Environment at Norah Head Lighthouse

(Extract from Department of Land & Water Conservation, Norah Head Lightstation Conservation Management Plan, August 2000)

From a survey conducted so far, and the information available on the wildlife atlas records, a number of threatened species listed on the Threatened Species Conservation Act, 1995 occur in the area. Those species are:

Syzygium paniculatum Magenta Lilly Pilly: Trees of this species occur on the northern slopes in the remnant littoral rainforest. About 30 trees are present with more trees located to the west outside of the study area. This species is listed on schedule 2 and further detail on the ecology of this species can be read in Payne (1996).

Crinia tinnula Wallum Froglet: The Wallum Froglet was heard calling from the small soak dominated by a reedland of Bau mea juncea in the tall shrubland. This species is known from the nearby endeangered ecological community site and is listed on schedule 2. The habitat is typical for the Wallum Froglet.

Diornedea melanophrys Black-browned Albatross: This species is a circumpolar migrant which will migrate to the southern continents in Winter-Spring. It will mainly occur in Southern Australia in Winter. The habitat of this albatross is the marine waters and will rarely fly over land. However, it breeds in steep rocky broken terrain of the subantarctic and Antarctic islands. Listed on schedule 2 as vulnerable.

-- Exercise data --
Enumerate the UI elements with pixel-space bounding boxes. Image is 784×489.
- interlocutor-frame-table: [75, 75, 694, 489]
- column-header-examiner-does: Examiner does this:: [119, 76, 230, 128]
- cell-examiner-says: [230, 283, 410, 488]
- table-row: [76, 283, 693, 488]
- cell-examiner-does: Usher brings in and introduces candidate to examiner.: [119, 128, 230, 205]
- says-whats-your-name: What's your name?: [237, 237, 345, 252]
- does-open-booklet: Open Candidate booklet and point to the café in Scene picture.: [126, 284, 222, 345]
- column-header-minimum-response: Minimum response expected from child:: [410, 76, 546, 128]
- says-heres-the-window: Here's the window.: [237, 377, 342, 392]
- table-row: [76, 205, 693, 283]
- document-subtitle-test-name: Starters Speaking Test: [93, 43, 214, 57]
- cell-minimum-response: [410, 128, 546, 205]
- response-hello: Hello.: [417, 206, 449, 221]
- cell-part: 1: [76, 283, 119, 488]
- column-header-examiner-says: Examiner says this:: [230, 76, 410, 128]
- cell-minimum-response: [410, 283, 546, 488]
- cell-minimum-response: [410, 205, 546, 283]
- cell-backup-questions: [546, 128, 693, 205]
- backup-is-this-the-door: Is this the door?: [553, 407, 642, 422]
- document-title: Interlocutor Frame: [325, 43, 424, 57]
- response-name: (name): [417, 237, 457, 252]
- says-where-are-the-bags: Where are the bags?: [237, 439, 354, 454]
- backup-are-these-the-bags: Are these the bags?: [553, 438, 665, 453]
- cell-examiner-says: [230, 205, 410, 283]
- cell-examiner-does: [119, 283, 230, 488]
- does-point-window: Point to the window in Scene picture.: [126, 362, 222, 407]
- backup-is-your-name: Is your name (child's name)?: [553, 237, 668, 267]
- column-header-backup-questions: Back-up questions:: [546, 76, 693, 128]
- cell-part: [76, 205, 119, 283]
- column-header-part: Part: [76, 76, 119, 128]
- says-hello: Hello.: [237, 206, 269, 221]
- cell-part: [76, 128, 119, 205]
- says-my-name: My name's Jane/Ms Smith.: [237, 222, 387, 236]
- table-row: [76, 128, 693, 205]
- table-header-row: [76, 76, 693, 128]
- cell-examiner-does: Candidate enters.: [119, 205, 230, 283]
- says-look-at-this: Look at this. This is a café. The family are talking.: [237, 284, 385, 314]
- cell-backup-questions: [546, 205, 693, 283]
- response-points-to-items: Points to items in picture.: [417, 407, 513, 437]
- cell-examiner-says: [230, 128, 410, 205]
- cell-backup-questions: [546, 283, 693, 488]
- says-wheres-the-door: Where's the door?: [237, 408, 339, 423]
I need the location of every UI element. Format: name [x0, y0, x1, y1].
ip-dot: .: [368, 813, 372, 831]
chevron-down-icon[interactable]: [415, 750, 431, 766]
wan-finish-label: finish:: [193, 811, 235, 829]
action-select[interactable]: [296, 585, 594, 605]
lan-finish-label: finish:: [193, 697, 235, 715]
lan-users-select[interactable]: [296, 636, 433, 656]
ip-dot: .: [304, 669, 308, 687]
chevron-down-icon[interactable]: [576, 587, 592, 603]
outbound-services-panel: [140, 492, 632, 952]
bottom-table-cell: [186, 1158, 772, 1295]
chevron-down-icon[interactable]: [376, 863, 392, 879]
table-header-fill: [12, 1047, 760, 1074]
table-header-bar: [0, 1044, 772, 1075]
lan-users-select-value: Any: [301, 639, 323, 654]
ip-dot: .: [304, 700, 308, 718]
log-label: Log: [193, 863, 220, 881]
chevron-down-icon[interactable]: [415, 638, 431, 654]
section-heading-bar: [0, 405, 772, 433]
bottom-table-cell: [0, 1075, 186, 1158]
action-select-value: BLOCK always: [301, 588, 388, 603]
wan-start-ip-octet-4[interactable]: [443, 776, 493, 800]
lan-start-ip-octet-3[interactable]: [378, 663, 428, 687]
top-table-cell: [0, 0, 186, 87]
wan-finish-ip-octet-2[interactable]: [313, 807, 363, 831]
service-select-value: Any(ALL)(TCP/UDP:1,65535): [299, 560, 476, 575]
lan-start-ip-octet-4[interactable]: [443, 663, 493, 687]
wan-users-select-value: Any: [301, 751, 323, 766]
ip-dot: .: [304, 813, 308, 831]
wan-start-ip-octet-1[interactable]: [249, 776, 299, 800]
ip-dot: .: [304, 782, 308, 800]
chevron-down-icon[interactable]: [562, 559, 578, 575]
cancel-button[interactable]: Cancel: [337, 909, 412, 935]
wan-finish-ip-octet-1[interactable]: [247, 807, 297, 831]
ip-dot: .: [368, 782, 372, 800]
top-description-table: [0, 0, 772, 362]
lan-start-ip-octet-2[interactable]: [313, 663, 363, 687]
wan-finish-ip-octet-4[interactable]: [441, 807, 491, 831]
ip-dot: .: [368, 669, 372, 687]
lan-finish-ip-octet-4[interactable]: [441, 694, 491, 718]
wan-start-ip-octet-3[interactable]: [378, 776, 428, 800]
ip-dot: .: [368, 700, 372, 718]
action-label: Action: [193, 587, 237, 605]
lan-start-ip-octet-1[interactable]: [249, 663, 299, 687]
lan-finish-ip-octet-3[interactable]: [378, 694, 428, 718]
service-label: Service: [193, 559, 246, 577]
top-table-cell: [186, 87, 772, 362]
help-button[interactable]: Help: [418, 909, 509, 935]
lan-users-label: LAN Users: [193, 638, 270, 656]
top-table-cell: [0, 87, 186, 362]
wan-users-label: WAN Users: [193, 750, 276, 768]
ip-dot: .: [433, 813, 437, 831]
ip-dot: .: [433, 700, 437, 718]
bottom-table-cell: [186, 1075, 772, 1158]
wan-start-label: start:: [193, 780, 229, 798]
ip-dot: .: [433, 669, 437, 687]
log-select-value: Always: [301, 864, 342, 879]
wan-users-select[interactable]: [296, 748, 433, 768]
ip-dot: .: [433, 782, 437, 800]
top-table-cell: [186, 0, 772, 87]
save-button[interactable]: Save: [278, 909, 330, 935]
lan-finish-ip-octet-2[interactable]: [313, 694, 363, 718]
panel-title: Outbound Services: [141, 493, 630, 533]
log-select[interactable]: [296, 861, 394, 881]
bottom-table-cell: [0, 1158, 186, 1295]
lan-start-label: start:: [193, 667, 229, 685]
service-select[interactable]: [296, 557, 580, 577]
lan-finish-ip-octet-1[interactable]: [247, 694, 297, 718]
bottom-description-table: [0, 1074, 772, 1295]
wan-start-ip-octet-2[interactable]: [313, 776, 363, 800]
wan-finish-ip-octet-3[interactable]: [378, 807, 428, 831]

-- About this task --
Transcribe the passage of the Norah Head Lighthouse environment extract from "Syzygium paniculatum Magenta" up to and including "in Payne (1996).".

-- Task output --
Syzygium paniculatum Magenta Lilly Pilly: Trees of this species occur on the northern slopes in the remnant littoral rainforest. About 30 trees are present with more trees located to the west outside of the study area. This species is listed on schedule 2 and further detail on the ecology of this species can be read in Payne (1996).